# Work required
From the entries below, copy every line holding the word "Return".

# Listing
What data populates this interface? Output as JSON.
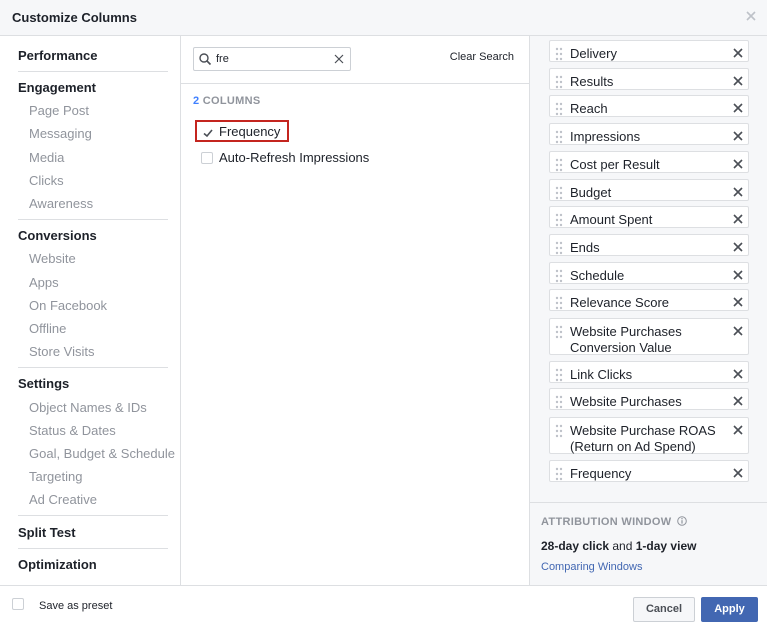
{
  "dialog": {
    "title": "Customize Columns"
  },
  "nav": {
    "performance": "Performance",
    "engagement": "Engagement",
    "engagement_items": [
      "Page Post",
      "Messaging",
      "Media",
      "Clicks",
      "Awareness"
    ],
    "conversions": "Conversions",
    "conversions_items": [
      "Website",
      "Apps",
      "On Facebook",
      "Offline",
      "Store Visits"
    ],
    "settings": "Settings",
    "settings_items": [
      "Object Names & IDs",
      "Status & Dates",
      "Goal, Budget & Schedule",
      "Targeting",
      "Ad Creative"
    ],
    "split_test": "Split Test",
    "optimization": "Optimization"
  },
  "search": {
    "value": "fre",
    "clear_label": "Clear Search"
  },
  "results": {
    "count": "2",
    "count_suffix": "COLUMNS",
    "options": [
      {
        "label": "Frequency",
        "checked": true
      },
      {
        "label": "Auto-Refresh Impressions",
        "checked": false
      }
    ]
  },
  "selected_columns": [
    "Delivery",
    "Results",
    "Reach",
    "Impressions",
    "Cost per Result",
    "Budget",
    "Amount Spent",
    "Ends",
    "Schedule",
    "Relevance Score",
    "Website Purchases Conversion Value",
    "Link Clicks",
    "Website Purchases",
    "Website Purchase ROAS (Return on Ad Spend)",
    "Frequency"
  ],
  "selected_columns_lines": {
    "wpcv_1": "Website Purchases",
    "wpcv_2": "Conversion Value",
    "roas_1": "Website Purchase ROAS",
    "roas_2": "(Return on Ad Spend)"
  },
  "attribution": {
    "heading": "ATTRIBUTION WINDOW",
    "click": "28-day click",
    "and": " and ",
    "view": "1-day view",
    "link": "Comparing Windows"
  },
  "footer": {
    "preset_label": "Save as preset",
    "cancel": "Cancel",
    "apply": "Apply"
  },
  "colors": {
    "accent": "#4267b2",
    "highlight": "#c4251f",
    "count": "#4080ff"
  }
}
...
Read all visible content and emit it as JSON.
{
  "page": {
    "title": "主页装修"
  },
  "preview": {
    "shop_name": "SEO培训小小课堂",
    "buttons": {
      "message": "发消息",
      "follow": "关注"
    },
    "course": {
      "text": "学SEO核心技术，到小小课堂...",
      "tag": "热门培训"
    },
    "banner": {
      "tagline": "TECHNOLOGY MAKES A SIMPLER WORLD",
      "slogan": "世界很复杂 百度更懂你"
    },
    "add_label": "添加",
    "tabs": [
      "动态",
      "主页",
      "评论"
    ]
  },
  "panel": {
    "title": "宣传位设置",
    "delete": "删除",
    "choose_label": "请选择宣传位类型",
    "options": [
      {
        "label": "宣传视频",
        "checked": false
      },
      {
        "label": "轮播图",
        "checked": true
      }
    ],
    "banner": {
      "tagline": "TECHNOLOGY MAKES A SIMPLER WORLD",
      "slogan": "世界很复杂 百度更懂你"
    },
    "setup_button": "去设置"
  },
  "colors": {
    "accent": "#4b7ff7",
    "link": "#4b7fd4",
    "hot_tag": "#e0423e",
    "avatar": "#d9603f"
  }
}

# Result of this exercise
    "Website Purchase ROAS (Return on Ad Spend)",
    "roas_2": "(Return on Ad Spend)"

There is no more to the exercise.